=== WRITTEN REQUEST ===
Provide only the number of lines where "года" occurs.

* start GIVEN ENTRIES *

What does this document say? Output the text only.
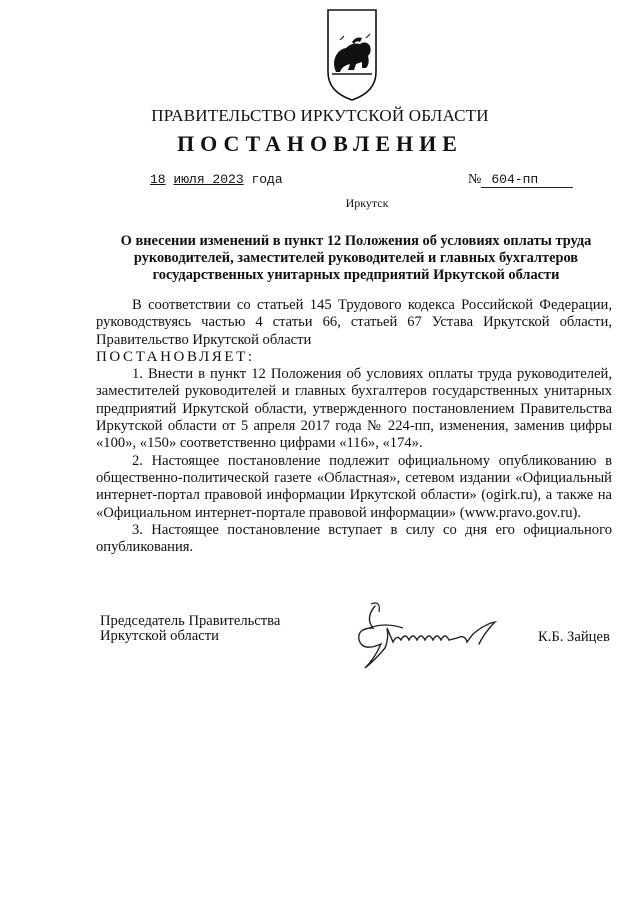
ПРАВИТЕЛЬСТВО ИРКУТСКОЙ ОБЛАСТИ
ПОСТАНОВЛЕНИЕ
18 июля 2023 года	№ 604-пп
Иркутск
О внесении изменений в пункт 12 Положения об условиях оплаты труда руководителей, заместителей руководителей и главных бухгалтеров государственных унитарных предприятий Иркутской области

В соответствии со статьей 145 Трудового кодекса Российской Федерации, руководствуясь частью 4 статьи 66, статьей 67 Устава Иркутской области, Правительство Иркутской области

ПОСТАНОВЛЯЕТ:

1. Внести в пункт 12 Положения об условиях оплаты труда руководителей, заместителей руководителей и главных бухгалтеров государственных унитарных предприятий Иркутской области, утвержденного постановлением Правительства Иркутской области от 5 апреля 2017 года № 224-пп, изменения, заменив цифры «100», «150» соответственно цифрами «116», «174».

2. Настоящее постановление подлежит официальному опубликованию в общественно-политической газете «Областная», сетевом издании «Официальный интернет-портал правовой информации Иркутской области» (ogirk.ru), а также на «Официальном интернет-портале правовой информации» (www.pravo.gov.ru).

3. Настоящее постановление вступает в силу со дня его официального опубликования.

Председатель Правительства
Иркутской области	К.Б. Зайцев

* end GIVEN ENTRIES *

=== ANSWER FOR THIS EXERCISE ===
2